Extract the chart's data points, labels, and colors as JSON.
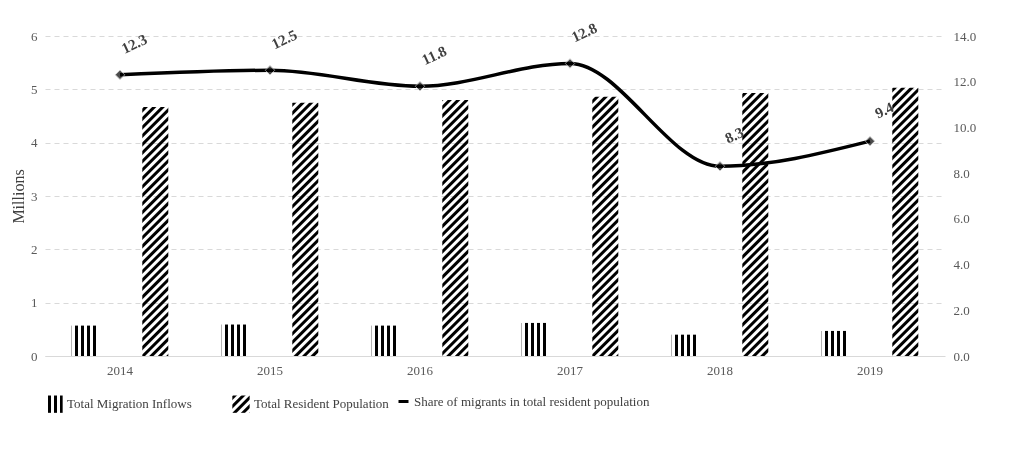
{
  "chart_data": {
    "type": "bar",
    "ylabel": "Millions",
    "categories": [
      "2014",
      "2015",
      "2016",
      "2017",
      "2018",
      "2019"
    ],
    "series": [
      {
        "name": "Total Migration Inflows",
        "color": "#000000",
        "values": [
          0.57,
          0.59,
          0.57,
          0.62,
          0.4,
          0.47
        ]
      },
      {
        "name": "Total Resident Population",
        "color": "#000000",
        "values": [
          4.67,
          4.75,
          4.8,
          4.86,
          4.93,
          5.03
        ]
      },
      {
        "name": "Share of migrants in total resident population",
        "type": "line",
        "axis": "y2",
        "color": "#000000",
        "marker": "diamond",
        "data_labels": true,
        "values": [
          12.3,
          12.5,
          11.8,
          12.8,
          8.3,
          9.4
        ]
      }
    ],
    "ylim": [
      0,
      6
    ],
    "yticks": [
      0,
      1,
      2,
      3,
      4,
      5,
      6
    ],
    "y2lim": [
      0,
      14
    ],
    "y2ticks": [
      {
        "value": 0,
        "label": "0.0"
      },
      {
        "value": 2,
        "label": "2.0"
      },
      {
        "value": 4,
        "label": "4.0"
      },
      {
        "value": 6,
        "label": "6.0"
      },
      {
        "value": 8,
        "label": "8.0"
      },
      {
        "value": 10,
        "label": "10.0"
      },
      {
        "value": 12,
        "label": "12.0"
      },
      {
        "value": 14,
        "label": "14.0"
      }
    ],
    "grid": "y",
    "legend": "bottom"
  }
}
---*---
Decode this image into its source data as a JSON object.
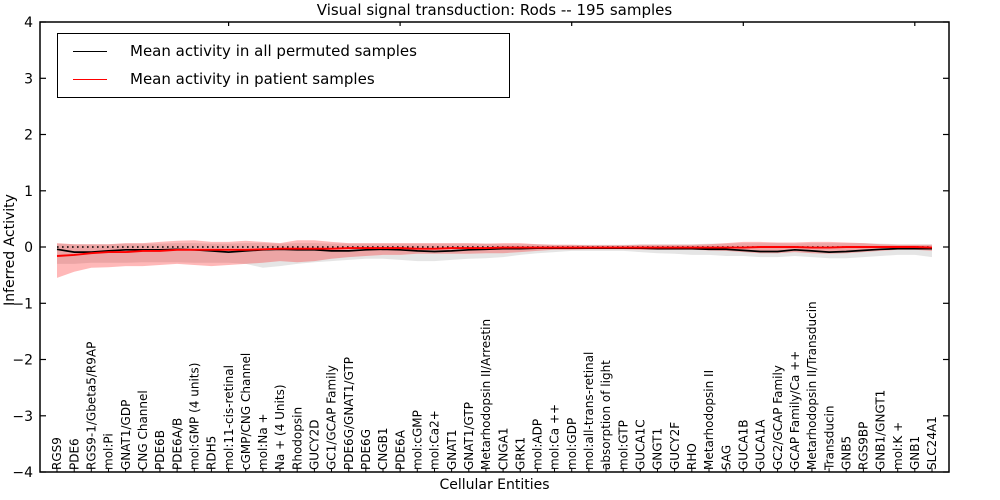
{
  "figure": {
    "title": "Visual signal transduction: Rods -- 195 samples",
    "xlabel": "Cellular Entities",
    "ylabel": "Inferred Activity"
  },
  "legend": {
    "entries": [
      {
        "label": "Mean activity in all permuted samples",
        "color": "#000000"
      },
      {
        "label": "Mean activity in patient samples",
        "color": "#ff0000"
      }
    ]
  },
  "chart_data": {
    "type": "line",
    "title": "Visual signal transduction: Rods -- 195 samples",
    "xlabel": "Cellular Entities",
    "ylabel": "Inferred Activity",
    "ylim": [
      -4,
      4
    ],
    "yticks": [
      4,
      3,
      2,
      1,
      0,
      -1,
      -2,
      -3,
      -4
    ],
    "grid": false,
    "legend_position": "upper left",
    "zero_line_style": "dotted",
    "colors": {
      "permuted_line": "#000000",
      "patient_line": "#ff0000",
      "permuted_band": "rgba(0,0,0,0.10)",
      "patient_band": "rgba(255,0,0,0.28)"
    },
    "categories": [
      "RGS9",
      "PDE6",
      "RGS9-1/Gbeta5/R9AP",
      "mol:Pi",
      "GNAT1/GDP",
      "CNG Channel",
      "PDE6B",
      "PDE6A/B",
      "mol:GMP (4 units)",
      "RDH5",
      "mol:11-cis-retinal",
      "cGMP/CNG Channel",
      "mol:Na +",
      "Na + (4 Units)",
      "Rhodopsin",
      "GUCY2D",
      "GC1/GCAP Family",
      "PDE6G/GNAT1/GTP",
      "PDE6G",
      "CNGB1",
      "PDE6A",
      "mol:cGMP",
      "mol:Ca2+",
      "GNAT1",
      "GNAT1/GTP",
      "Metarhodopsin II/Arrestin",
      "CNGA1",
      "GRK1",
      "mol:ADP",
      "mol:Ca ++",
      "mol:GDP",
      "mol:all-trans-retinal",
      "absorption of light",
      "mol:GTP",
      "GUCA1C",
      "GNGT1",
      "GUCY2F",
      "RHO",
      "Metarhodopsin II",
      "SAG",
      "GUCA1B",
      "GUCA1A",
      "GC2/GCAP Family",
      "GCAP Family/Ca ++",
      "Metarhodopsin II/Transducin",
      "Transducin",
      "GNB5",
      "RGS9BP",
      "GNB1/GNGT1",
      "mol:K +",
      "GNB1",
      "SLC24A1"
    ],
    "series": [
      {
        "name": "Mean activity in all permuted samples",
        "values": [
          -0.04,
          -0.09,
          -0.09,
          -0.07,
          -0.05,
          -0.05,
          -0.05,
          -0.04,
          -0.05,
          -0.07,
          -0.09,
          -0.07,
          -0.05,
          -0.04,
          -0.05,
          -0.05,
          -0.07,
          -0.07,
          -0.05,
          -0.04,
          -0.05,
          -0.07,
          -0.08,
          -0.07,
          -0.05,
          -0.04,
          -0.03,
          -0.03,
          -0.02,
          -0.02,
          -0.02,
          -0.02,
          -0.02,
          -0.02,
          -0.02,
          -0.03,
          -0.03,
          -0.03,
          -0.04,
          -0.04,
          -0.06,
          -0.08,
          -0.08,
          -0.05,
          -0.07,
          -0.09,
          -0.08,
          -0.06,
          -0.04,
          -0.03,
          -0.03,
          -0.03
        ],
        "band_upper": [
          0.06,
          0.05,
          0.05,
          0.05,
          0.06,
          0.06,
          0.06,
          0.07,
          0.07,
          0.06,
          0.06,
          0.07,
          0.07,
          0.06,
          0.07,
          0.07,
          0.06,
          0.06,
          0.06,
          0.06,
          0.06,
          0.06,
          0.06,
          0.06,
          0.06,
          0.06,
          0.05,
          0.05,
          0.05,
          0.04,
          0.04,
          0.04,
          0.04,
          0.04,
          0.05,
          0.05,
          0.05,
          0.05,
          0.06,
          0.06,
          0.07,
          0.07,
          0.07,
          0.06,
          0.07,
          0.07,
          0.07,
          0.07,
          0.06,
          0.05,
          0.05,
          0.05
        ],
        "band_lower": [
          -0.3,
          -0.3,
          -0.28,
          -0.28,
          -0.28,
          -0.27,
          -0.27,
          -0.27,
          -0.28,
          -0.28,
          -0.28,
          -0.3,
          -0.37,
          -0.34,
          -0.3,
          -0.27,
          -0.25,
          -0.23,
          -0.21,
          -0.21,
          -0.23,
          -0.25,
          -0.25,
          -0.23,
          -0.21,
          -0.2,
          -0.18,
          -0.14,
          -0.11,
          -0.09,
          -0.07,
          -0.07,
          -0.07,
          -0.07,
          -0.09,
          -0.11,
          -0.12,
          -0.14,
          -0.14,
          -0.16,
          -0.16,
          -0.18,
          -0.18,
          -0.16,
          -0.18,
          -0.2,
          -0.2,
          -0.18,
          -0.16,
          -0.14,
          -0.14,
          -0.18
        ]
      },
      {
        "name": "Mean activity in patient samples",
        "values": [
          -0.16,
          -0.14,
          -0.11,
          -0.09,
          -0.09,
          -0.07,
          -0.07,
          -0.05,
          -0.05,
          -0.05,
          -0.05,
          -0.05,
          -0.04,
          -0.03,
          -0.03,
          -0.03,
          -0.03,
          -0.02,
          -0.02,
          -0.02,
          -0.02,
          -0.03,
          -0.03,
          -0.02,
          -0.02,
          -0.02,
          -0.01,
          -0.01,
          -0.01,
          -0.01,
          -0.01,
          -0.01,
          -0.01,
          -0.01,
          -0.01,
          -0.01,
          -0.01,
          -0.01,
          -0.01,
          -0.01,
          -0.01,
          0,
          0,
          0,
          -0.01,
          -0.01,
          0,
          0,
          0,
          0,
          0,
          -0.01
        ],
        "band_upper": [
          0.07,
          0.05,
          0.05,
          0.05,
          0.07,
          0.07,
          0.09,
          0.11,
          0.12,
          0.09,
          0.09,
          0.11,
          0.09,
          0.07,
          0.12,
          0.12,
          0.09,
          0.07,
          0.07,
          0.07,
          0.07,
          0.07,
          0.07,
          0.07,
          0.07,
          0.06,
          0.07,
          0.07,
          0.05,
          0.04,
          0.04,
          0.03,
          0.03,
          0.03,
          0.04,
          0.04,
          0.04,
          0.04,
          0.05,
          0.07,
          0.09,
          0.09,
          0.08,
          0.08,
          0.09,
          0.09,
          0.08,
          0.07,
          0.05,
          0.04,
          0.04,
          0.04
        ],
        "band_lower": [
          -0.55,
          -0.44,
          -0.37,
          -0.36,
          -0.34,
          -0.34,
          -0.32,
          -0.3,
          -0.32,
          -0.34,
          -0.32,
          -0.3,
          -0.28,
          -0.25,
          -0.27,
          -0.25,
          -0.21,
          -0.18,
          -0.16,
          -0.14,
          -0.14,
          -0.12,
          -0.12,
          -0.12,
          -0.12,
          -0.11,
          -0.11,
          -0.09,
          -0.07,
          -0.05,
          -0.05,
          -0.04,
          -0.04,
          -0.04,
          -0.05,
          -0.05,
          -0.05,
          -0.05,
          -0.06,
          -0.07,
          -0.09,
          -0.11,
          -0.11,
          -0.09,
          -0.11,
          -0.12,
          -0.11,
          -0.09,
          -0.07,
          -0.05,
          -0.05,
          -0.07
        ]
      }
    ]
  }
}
---*---
INSTRUCTION: From the entries, copy out each line containing the word "Inferred".

RESULT OF THIS EXERCISE:
    "ylabel": "Inferred Activity"
    "ylabel": "Inferred Activity",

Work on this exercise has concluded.